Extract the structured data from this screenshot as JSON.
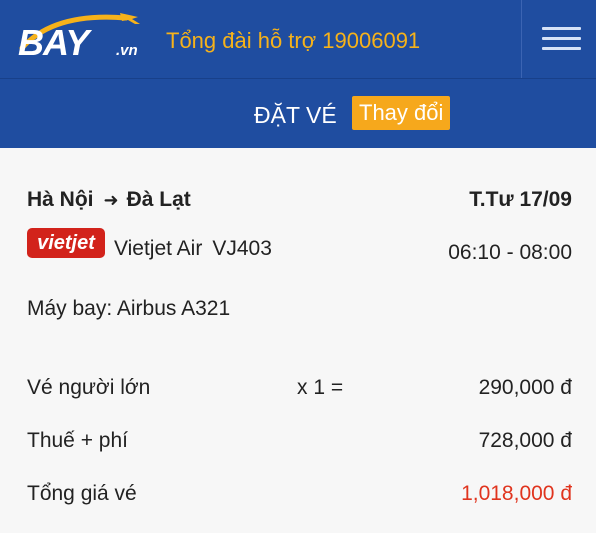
{
  "header": {
    "logo_text": "BAY",
    "logo_suffix": ".vn",
    "hotline": "Tổng đài hỗ trợ 19006091",
    "menu_icon": "hamburger-menu-icon"
  },
  "subheader": {
    "title": "ĐẶT VÉ",
    "change_label": "Thay đổi"
  },
  "flight": {
    "origin": "Hà Nội",
    "destination": "Đà Lạt",
    "date": "T.Tư  17/09",
    "airline_logo_text": "vietjet",
    "airline": "Vietjet Air",
    "flight_no": "VJ403",
    "time": "06:10 - 08:00",
    "aircraft": "Máy bay: Airbus A321"
  },
  "pricing": {
    "adult_label": "Vé người lớn",
    "adult_qty": "x 1 =",
    "adult_amount": "290,000 đ",
    "tax_label": "Thuế + phí",
    "tax_amount": "728,000 đ",
    "total_label": "Tổng giá vé",
    "total_amount": "1,018,000 đ"
  },
  "colors": {
    "header_bg": "#1f4da0",
    "accent_orange": "#f6a81c",
    "hotline_text": "#f6b21a",
    "total_red": "#e0341e",
    "airline_red": "#d2231b"
  }
}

- - -

(Exercise objective)
Repeat each record exactly, with the pictures left out.

(Completed task)
Extract the structured data from this screenshot as JSON.
{
  "header": {
    "logo_text": "BAY",
    "logo_suffix": ".vn",
    "hotline": "Tổng đài hỗ trợ 19006091",
    "menu_icon": "hamburger-menu-icon"
  },
  "subheader": {
    "title": "ĐẶT VÉ",
    "change_label": "Thay đổi"
  },
  "flight": {
    "origin": "Hà Nội",
    "destination": "Đà Lạt",
    "date": "T.Tư  17/09",
    "airline_logo_text": "vietjet",
    "airline": "Vietjet Air",
    "flight_no": "VJ403",
    "time": "06:10 - 08:00",
    "aircraft": "Máy bay: Airbus A321"
  },
  "pricing": {
    "adult_label": "Vé người lớn",
    "adult_qty": "x 1 =",
    "adult_amount": "290,000 đ",
    "tax_label": "Thuế + phí",
    "tax_amount": "728,000 đ",
    "total_label": "Tổng giá vé",
    "total_amount": "1,018,000 đ"
  },
  "colors": {
    "header_bg": "#1f4da0",
    "accent_orange": "#f6a81c",
    "hotline_text": "#f6b21a",
    "total_red": "#e0341e",
    "airline_red": "#d2231b"
  }
}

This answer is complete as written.